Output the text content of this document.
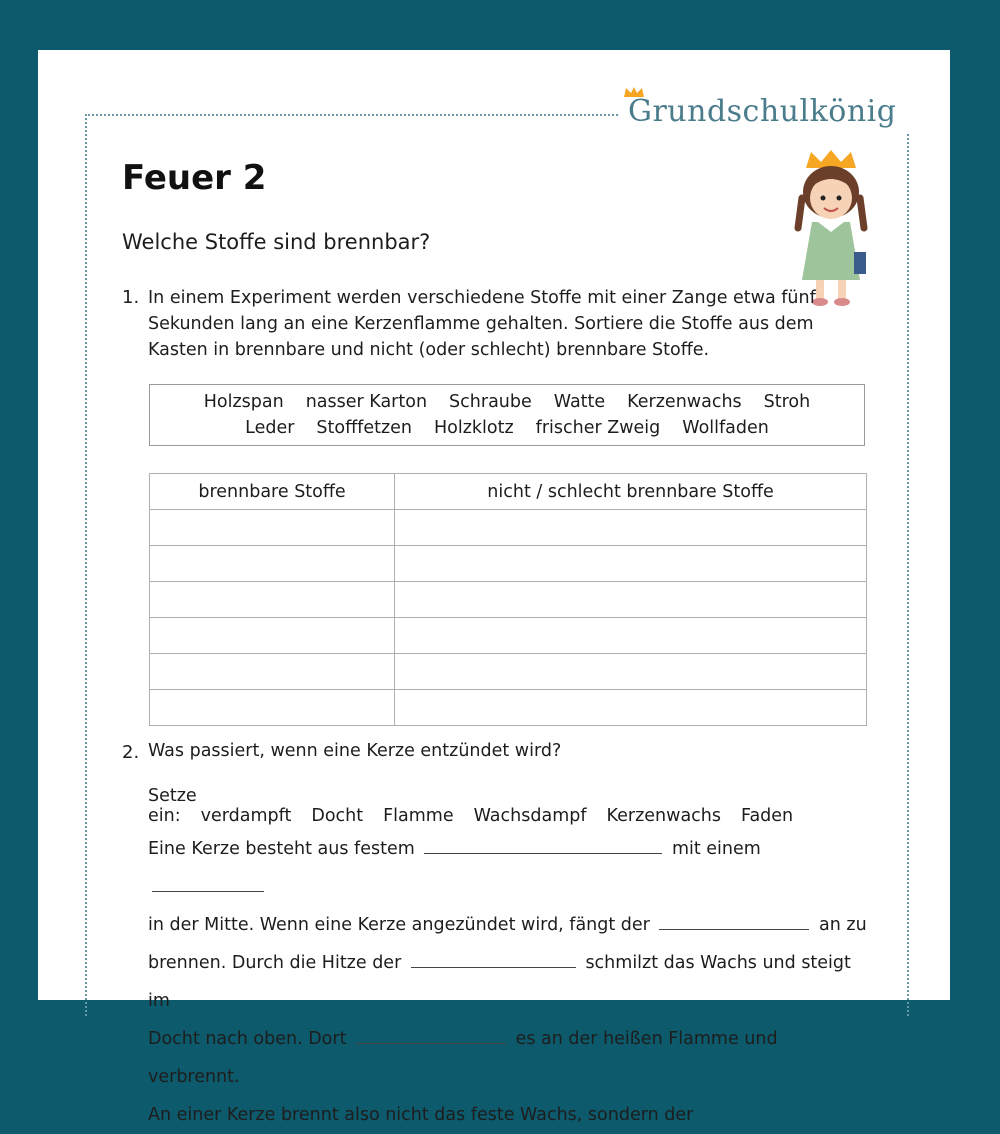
Grundschulkönig
Feuer 2
Welche Stoffe sind brennbar?
1. In einem Experiment werden verschiedene Stoffe mit einer Zange etwa fünf Sekunden lang an eine Kerzenflamme gehalten. Sortiere die Stoffe aus dem Kasten in brennbare und nicht (oder schlecht) brennbare Stoffe.
Holzspan nasser Karton Schraube Watte Kerzenwachs Stroh
Leder Stofffetzen Holzklotz frischer Zweig Wollfaden
brennbare Stoffe	nicht / schlecht brennbare Stoffe

2. Was passiert, wenn eine Kerze entzündet wird?
Setze ein: verdampft Docht Flamme Wachsdampf Kerzenwachs Faden
Eine Kerze besteht aus festem	mit einem
in der Mitte. Wenn eine Kerze angezündet wird, fängt der	an zu
brennen. Durch die Hitze der	schmilzt das Wachs und steigt im
Docht nach oben. Dort	es an der heißen Flamme und verbrennt.
An einer Kerze brennt also nicht das feste Wachs, sondern der
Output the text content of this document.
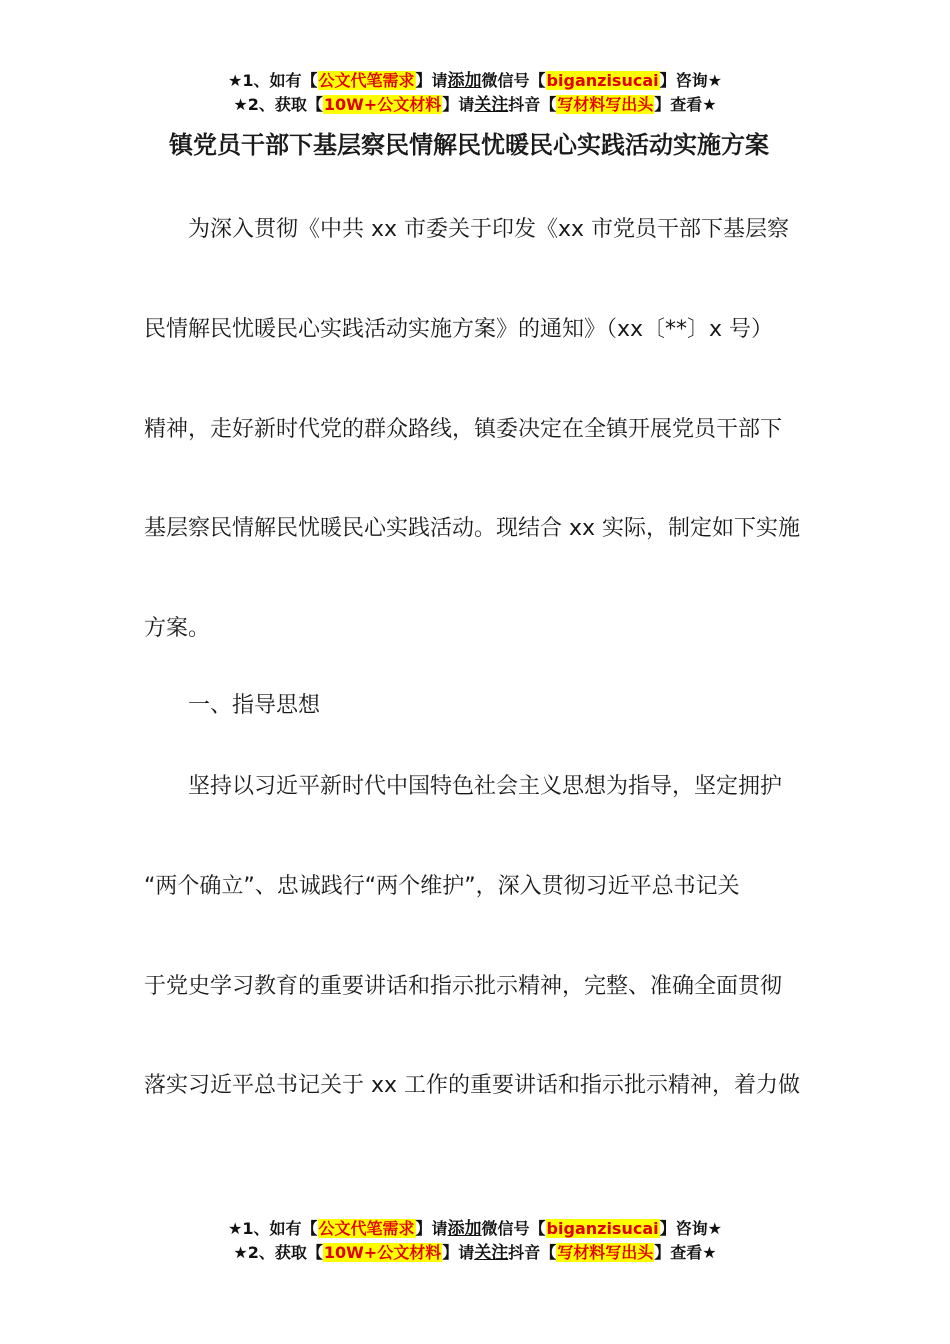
★1、如有【公文代笔需求】请添加微信号【biganzisucai】咨询★
★2、获取【10W+公文材料】请关注抖音【写材料写出头】查看★
镇党员干部下基层察民情解民忧暖民心实践活动实施方案
为深入贯彻《中共 xx 市委关于印发《xx 市党员干部下基层察
民情解民忧暖民心实践活动实施方案》的通知》（xx〔**〕x 号）
精神，走好新时代党的群众路线，镇委决定在全镇开展党员干部下
基层察民情解民忧暖民心实践活动。现结合 xx 实际，制定如下实施
方案。
一、指导思想
坚持以习近平新时代中国特色社会主义思想为指导，坚定拥护
“两个确立”、忠诚践行“两个维护”，深入贯彻习近平总书记关
于党史学习教育的重要讲话和指示批示精神，完整、准确全面贯彻
落实习近平总书记关于 xx 工作的重要讲话和指示批示精神，着力做
★1、如有【公文代笔需求】请添加微信号【biganzisucai】咨询★
★2、获取【10W+公文材料】请关注抖音【写材料写出头】查看★
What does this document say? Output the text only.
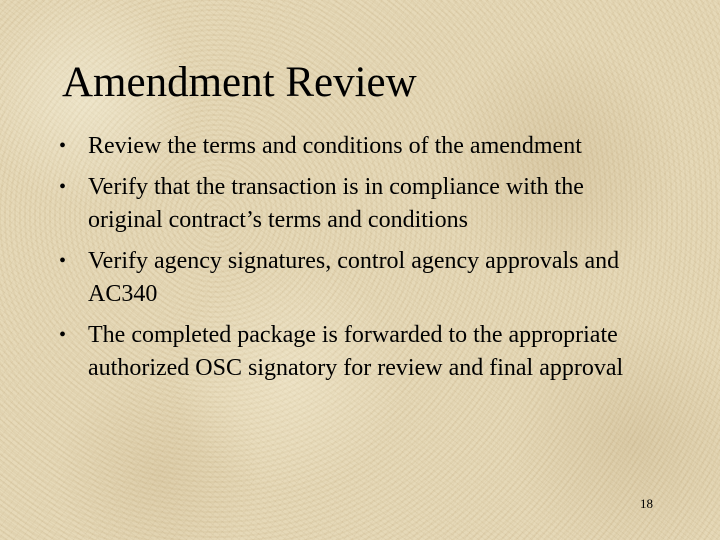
Amendment Review
• Review the terms and conditions of the amendment
• Verify that the transaction is in compliance with the original contract’s terms and conditions
• Verify agency signatures, control agency approvals and AC340
• The completed package is forwarded to the appropriate authorized OSC signatory for review and final approval
18
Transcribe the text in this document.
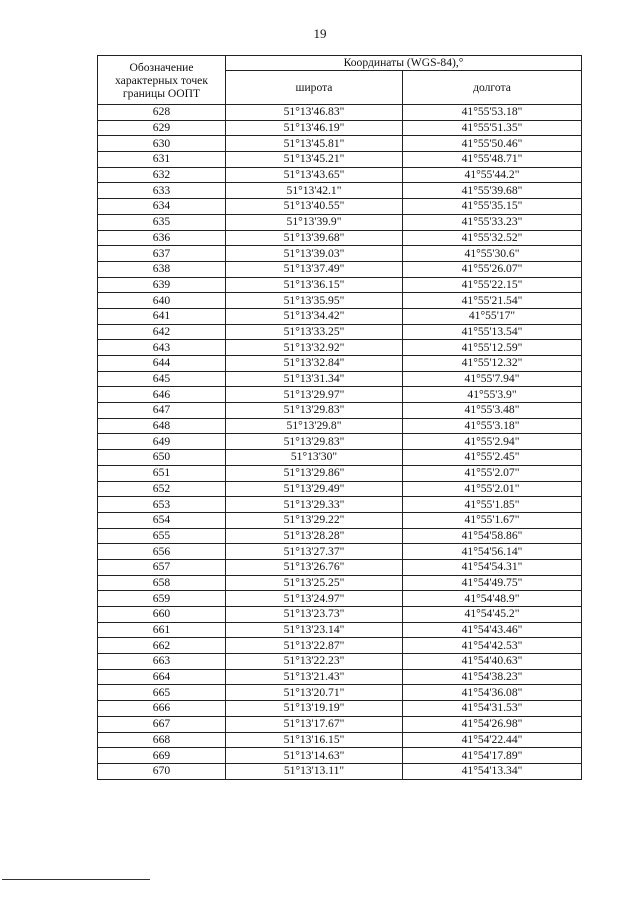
19
Обозначение характерных точек границы ООПТ	Координаты (WGS-84),°	
	широта	долгота
628	51°13'46.83"	41°55'53.18"
629	51°13'46.19"	41°55'51.35"
630	51°13'45.81"	41°55'50.46"
631	51°13'45.21"	41°55'48.71"
632	51°13'43.65"	41°55'44.2"
633	51°13'42.1"	41°55'39.68"
634	51°13'40.55"	41°55'35.15"
635	51°13'39.9"	41°55'33.23"
636	51°13'39.68"	41°55'32.52"
637	51°13'39.03"	41°55'30.6"
638	51°13'37.49"	41°55'26.07"
639	51°13'36.15"	41°55'22.15"
640	51°13'35.95"	41°55'21.54"
641	51°13'34.42"	41°55'17"
642	51°13'33.25"	41°55'13.54"
643	51°13'32.92"	41°55'12.59"
644	51°13'32.84"	41°55'12.32"
645	51°13'31.34"	41°55'7.94"
646	51°13'29.97"	41°55'3.9"
647	51°13'29.83"	41°55'3.48"
648	51°13'29.8"	41°55'3.18"
649	51°13'29.83"	41°55'2.94"
650	51°13'30"	41°55'2.45"
651	51°13'29.86"	41°55'2.07"
652	51°13'29.49"	41°55'2.01"
653	51°13'29.33"	41°55'1.85"
654	51°13'29.22"	41°55'1.67"
655	51°13'28.28"	41°54'58.86"
656	51°13'27.37"	41°54'56.14"
657	51°13'26.76"	41°54'54.31"
658	51°13'25.25"	41°54'49.75"
659	51°13'24.97"	41°54'48.9"
660	51°13'23.73"	41°54'45.2"
661	51°13'23.14"	41°54'43.46"
662	51°13'22.87"	41°54'42.53"
663	51°13'22.23"	41°54'40.63"
664	51°13'21.43"	41°54'38.23"
665	51°13'20.71"	41°54'36.08"
666	51°13'19.19"	41°54'31.53"
667	51°13'17.67"	41°54'26.98"
668	51°13'16.15"	41°54'22.44"
669	51°13'14.63"	41°54'17.89"
670	51°13'13.11"	41°54'13.34"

━━━━━━━━━━━━━━━━━━━━━━━━━━━━━━

■ WORK TO DO
List the lines that contain the word "einer".

■ ANSWER TO THIS TASK
1. In einem Experiment werden verschiedene Stoffe mit einer Zange etwa fünf Sekunden lang an eine Kerzenflamme gehalten. Sortiere die Stoffe aus dem Kasten in brennbare und nicht (oder schlecht) brennbare Stoffe.
An einer Kerze brennt also nicht das feste Wachs, sondern der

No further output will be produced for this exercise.